# Question



## janvanhamont (Mar 10, 2004)

When you feed honey to the bees you should not mix it with water . If the bees do not take it within a few days, the mixture will ferment depending on the temperature and is then no longer suitable for the bees.
Janvanhamont


----------



## JordanM (Jun 6, 2008)

yes i took it off, so is it really liquer?


----------



## Ben Brewcat (Oct 27, 2004)

Well it's technically mead with sugar added I suppose.


----------



## JordanM (Jun 6, 2008)

o thats cool. I was reading today about how you can turn sugar, sucrose into wine. Has anyone tried this?


----------



## Ben Brewcat (Oct 27, 2004)

Wine is made with fruit (typically grape). Sugar "wine" would be more towards hootch... technically alcoholic, and as pleasant to drink as kerosene . Even unprocessed sugar, in the form of cane juice used as a wash for rum distillation, has some flavor from the natural cane.


----------



## JordanM (Jun 6, 2008)

o i dint know that thanks
you sure know ur alcohol Ben


----------



## shughes (Jan 17, 2007)

i would use caution when feeding honey from a apiary other then your own. the honey can still contain foulbrood spores that you can possibly spread to your own apiary.


----------



## JordanM (Jun 6, 2008)

Thanks for the heads up. I will never do that again i think ill stick to sugar water.


----------

What is asked:
A. According to the forum thread, why should honey not be mixed with water when it is fed to bees?
B. Copy everything in the forum thread from "o thats cool." down to "the natural cane." word for word.

Records shown:
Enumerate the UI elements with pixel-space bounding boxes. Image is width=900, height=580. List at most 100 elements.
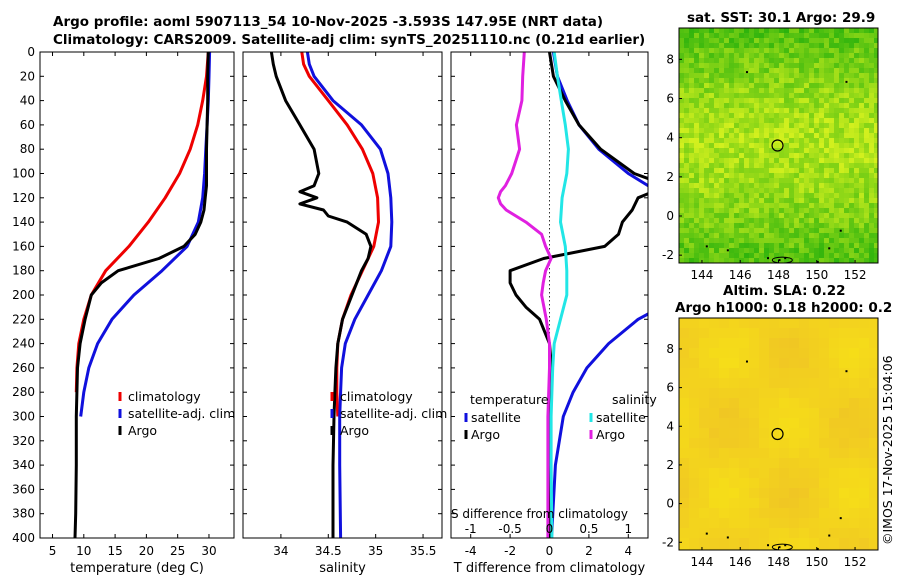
map-cell (704, 213, 710, 219)
map-cell (819, 158, 825, 164)
map-cell (864, 33, 870, 39)
map-cell (764, 98, 770, 104)
secondary-x-tick-label: 0 (546, 522, 554, 536)
map-cell (839, 438, 850, 449)
map-cell (814, 123, 820, 129)
map-cell (679, 438, 690, 449)
map-cell (809, 358, 820, 369)
map-cell (709, 103, 715, 109)
coastline-speck (745, 360, 748, 363)
map-cell (794, 108, 800, 114)
map-cell (724, 88, 730, 94)
map-cell (724, 43, 730, 49)
map-cell (809, 213, 815, 219)
map-cell (729, 78, 735, 84)
map-cell (779, 188, 785, 194)
map-cell (839, 108, 845, 114)
map-cell (849, 338, 860, 349)
map-cell (774, 233, 780, 239)
map-cell (689, 318, 700, 329)
map-cell (859, 518, 870, 529)
map-cell (809, 88, 815, 94)
map-cell (799, 193, 805, 199)
map-cell (779, 448, 790, 459)
map-cell (709, 398, 720, 409)
map-cell (739, 78, 745, 84)
map-cell (749, 33, 755, 39)
map-cell (689, 408, 700, 419)
map-cell (784, 248, 790, 254)
map-cell (799, 233, 805, 239)
map-cell (824, 38, 830, 44)
map-cell (789, 528, 800, 539)
map-cell (834, 103, 840, 109)
map-cell (774, 53, 780, 59)
x-tick-label: -2 (504, 544, 516, 558)
map-cell (794, 113, 800, 119)
coastline-speck (705, 245, 708, 248)
map-y-tick-label: -2 (662, 535, 674, 549)
map-cell (699, 123, 705, 129)
map-cell (719, 458, 730, 469)
map-cell (739, 208, 745, 214)
map-cell (704, 58, 710, 64)
map-cell (774, 248, 780, 254)
y-tick-label: 380 (12, 507, 35, 521)
y-tick-label: 260 (12, 361, 35, 375)
map-cell (689, 108, 695, 114)
map-cell (869, 198, 875, 204)
map-cell (784, 43, 790, 49)
map-cell (749, 448, 760, 459)
map-cell (749, 153, 755, 159)
map-cell (784, 203, 790, 209)
map-cell (719, 58, 725, 64)
map-cell (799, 458, 810, 469)
map-cell (784, 38, 790, 44)
map-cell (714, 173, 720, 179)
map-cell (799, 88, 805, 94)
map-cell (784, 113, 790, 119)
map-cell (759, 488, 770, 499)
map-cell (809, 428, 820, 439)
map-cell (719, 208, 725, 214)
map-cell (754, 113, 760, 119)
map-cell (764, 133, 770, 139)
map-cell (759, 528, 770, 539)
map-cell (729, 138, 735, 144)
y-tick-label: 340 (12, 458, 35, 472)
map-cell (724, 253, 730, 259)
map-cell (864, 58, 870, 64)
map-cell (769, 488, 780, 499)
map-cell (784, 188, 790, 194)
map-cell (869, 228, 875, 234)
map-cell (874, 223, 878, 229)
sal-frame (242, 51, 443, 539)
map-cell (689, 208, 695, 214)
map-cell (729, 158, 735, 164)
y-tick-label: 140 (12, 215, 35, 229)
map-cell (734, 68, 740, 74)
map-cell (839, 528, 850, 539)
map-cell (769, 528, 780, 539)
map-cell (724, 48, 730, 54)
map-cell (839, 358, 850, 369)
map-cell (749, 358, 760, 369)
map-cell (799, 358, 810, 369)
map-cell (859, 88, 865, 94)
map-cell (789, 113, 795, 119)
map-cell (829, 198, 835, 204)
map-cell (824, 93, 830, 99)
map-cell (809, 538, 820, 549)
map-cell (739, 468, 750, 479)
map-cell (824, 168, 830, 174)
map-cell (809, 468, 820, 479)
map-cell (694, 38, 700, 44)
map-cell (779, 123, 785, 129)
map-cell (679, 408, 690, 419)
map-cell (689, 28, 695, 34)
map-cell (809, 168, 815, 174)
map-cell (859, 328, 870, 339)
map-cell (784, 218, 790, 224)
map-cell (814, 138, 820, 144)
map-cell (784, 133, 790, 139)
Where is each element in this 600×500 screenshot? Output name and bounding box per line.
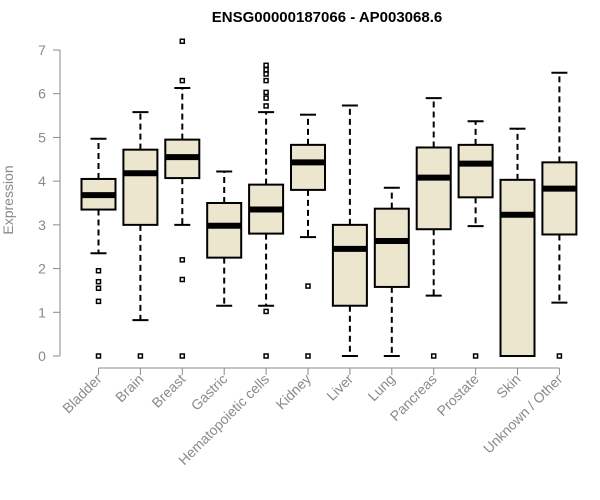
outlier-point bbox=[263, 89, 269, 96]
box-iqr bbox=[290, 143, 326, 191]
x-tick-label: Brain bbox=[112, 371, 146, 405]
box-group bbox=[122, 111, 159, 359]
x-tick-label: Skin bbox=[493, 371, 524, 402]
box-group bbox=[331, 104, 368, 357]
box-group bbox=[248, 62, 285, 359]
outlier-point bbox=[263, 95, 269, 101]
box-group bbox=[290, 113, 326, 359]
outlier-point bbox=[305, 353, 311, 359]
x-tick-label: Bladder bbox=[59, 371, 105, 417]
outlier-point bbox=[95, 278, 102, 285]
outlier-point bbox=[263, 77, 269, 84]
outlier-point bbox=[95, 285, 102, 291]
box-group bbox=[415, 97, 452, 359]
outlier-point bbox=[263, 308, 269, 315]
x-tick-label: Liver bbox=[323, 371, 356, 404]
box-iqr bbox=[122, 148, 159, 226]
box-group bbox=[373, 186, 410, 357]
outlier-point bbox=[179, 38, 186, 45]
box-group bbox=[80, 137, 117, 359]
y-tick-label: 5 bbox=[38, 129, 46, 145]
y-tick-label: 0 bbox=[38, 348, 46, 364]
outlier-point bbox=[263, 71, 269, 77]
y-tick-label: 7 bbox=[38, 42, 46, 58]
y-tick-label: 2 bbox=[38, 261, 46, 277]
outlier-point bbox=[179, 353, 186, 359]
y-tick-label: 1 bbox=[38, 304, 46, 320]
box-group bbox=[164, 38, 201, 359]
y-tick-label: 6 bbox=[38, 86, 46, 102]
outlier-point bbox=[556, 353, 563, 359]
x-tick-label: Prostate bbox=[434, 371, 482, 419]
x-tick-label: Breast bbox=[148, 371, 188, 411]
y-axis: 0 1 2 3 4 5 6 7 bbox=[38, 42, 61, 364]
box-group bbox=[206, 170, 243, 307]
y-tick-label: 3 bbox=[38, 217, 46, 233]
outlier-point bbox=[305, 283, 311, 289]
box-iqr bbox=[373, 207, 410, 288]
box-iqr bbox=[415, 146, 452, 231]
x-tick-label: Kidney bbox=[273, 371, 315, 413]
box-iqr bbox=[331, 223, 368, 307]
box-iqr bbox=[206, 202, 243, 259]
outlier-point bbox=[430, 353, 437, 359]
chart-title: ENSG00000187066 - AP003068.6 bbox=[212, 9, 442, 26]
box-iqr bbox=[541, 161, 578, 236]
outlier-point bbox=[95, 298, 102, 305]
x-tick-label: Pancreas bbox=[387, 371, 440, 424]
y-axis-label: Expression bbox=[0, 165, 16, 234]
box-group bbox=[541, 71, 578, 359]
y-tick-label: 4 bbox=[38, 173, 46, 189]
outlier-point bbox=[263, 103, 269, 109]
box-group bbox=[457, 120, 494, 359]
outlier-point bbox=[137, 353, 144, 359]
outlier-point bbox=[95, 268, 102, 274]
outlier-point bbox=[263, 66, 269, 73]
outlier-point bbox=[179, 276, 186, 283]
box-group bbox=[499, 127, 536, 357]
outlier-point bbox=[179, 257, 186, 263]
outlier-point bbox=[95, 353, 102, 359]
outlier-point bbox=[179, 77, 186, 84]
x-tick-label: Lung bbox=[365, 371, 398, 404]
boxes-layer bbox=[80, 38, 578, 359]
box-iqr bbox=[457, 143, 494, 199]
outlier-point bbox=[263, 353, 269, 359]
x-tick-label: Unknown / Other bbox=[480, 371, 566, 457]
box-iqr bbox=[499, 178, 536, 357]
outlier-point bbox=[263, 62, 269, 69]
outlier-point bbox=[472, 353, 479, 359]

Per-task outputs:
A. If the bees do not take the honey-and-water mixture within a few days, it will ferment, depending on the temperature. Once fermented, it is no longer suitable for the bees.

B.
o thats cool. I was reading today about how you can turn sugar, sucrose into wine. Has anyone tried this?


----------



## Ben Brewcat (Oct 27, 2004)

Wine is made with fruit (typically grape). Sugar "wine" would be more towards hootch... technically alcoholic, and as pleasant to drink as kerosene . Even unprocessed sugar, in the form of cane juice used as a wash for rum distillation, has some flavor from the natural cane.